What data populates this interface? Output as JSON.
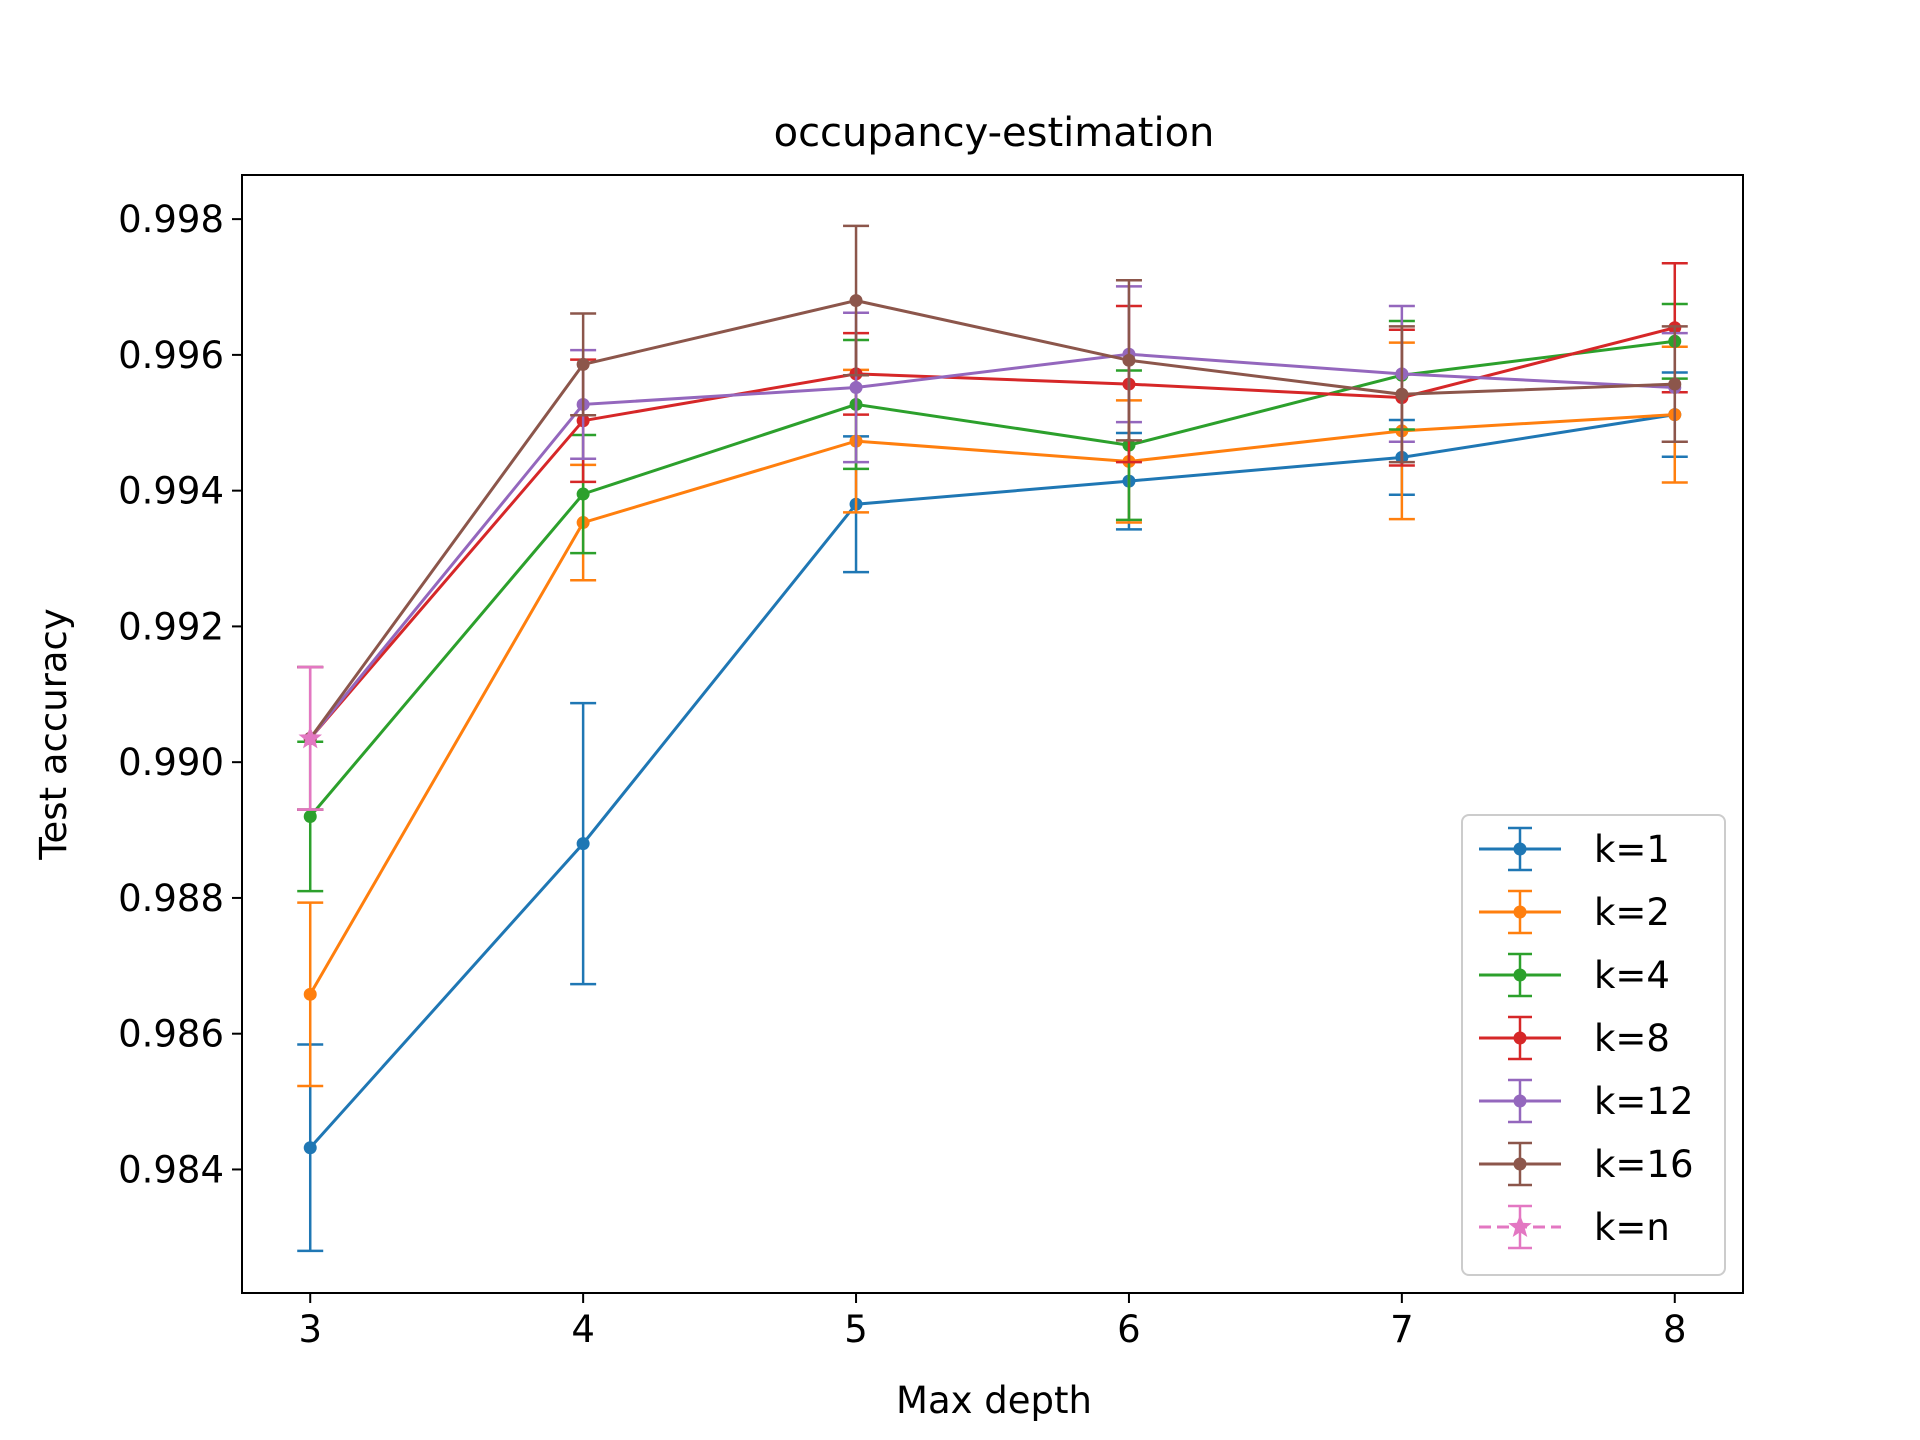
{
  "chart_data": {
    "type": "line",
    "title": "occupancy-estimation",
    "xlabel": "Max depth",
    "ylabel": "Test accuracy",
    "x": [
      3,
      4,
      5,
      6,
      7,
      8
    ],
    "xlim": [
      2.75,
      8.25
    ],
    "ylim": [
      0.98218,
      0.99865
    ],
    "xticks": [
      3,
      4,
      5,
      6,
      7,
      8
    ],
    "xtick_labels": [
      "3",
      "4",
      "5",
      "6",
      "7",
      "8"
    ],
    "yticks": [
      0.984,
      0.986,
      0.988,
      0.99,
      0.992,
      0.994,
      0.996,
      0.998
    ],
    "ytick_labels": [
      "0.984",
      "0.986",
      "0.988",
      "0.990",
      "0.992",
      "0.994",
      "0.996",
      "0.998"
    ],
    "grid": false,
    "legend_position": "lower-right",
    "series": [
      {
        "name": "k=1",
        "color": "#1f77b4",
        "marker": "circle",
        "linestyle": "solid",
        "x": [
          3,
          4,
          5,
          6,
          7,
          8
        ],
        "values": [
          0.98432,
          0.9888,
          0.9938,
          0.99414,
          0.99449,
          0.99512
        ],
        "errors": [
          0.00152,
          0.00207,
          0.001,
          0.00071,
          0.00055,
          0.00062
        ]
      },
      {
        "name": "k=2",
        "color": "#ff7f0e",
        "marker": "circle",
        "linestyle": "solid",
        "x": [
          3,
          4,
          5,
          6,
          7,
          8
        ],
        "values": [
          0.98658,
          0.99353,
          0.99473,
          0.99443,
          0.99488,
          0.99512
        ],
        "errors": [
          0.00135,
          0.00085,
          0.00105,
          0.0009,
          0.0013,
          0.001
        ]
      },
      {
        "name": "k=4",
        "color": "#2ca02c",
        "marker": "circle",
        "linestyle": "solid",
        "x": [
          3,
          4,
          5,
          6,
          7,
          8
        ],
        "values": [
          0.9892,
          0.99395,
          0.99527,
          0.99467,
          0.9957,
          0.9962
        ],
        "errors": [
          0.0011,
          0.00087,
          0.00095,
          0.0011,
          0.0008,
          0.00055
        ]
      },
      {
        "name": "k=8",
        "color": "#d62728",
        "marker": "circle",
        "linestyle": "solid",
        "x": [
          3,
          4,
          5,
          6,
          7,
          8
        ],
        "values": [
          0.99035,
          0.99503,
          0.99572,
          0.99557,
          0.99537,
          0.9964
        ],
        "errors": [
          0.00105,
          0.0009,
          0.0006,
          0.00115,
          0.001,
          0.00095
        ]
      },
      {
        "name": "k=12",
        "color": "#9467bd",
        "marker": "circle",
        "linestyle": "solid",
        "x": [
          3,
          4,
          5,
          6,
          7,
          8
        ],
        "values": [
          0.99035,
          0.99527,
          0.99552,
          0.99601,
          0.99572,
          0.99552
        ],
        "errors": [
          0.00105,
          0.0008,
          0.0011,
          0.001,
          0.001,
          0.0008
        ]
      },
      {
        "name": "k=16",
        "color": "#8c564b",
        "marker": "circle",
        "linestyle": "solid",
        "x": [
          3,
          4,
          5,
          6,
          7,
          8
        ],
        "values": [
          0.99035,
          0.99586,
          0.9968,
          0.99592,
          0.99542,
          0.99557
        ],
        "errors": [
          0.00105,
          0.00075,
          0.0011,
          0.00118,
          0.001,
          0.00085
        ]
      },
      {
        "name": "k=n",
        "color": "#e377c2",
        "marker": "star",
        "linestyle": "dashed",
        "x": [
          3
        ],
        "values": [
          0.99035
        ],
        "errors": [
          0.00105
        ]
      }
    ]
  }
}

━━━━━━━━━━━━━━━━━━━━

**Task to complete**
List all lines in the material containing the string "name".

**Solved exercise**
        "name": "k=1",
        "name": "k=2",
        "name": "k=4",
        "name": "k=8",
        "name": "k=12",
        "name": "k=16",
        "name": "k=n",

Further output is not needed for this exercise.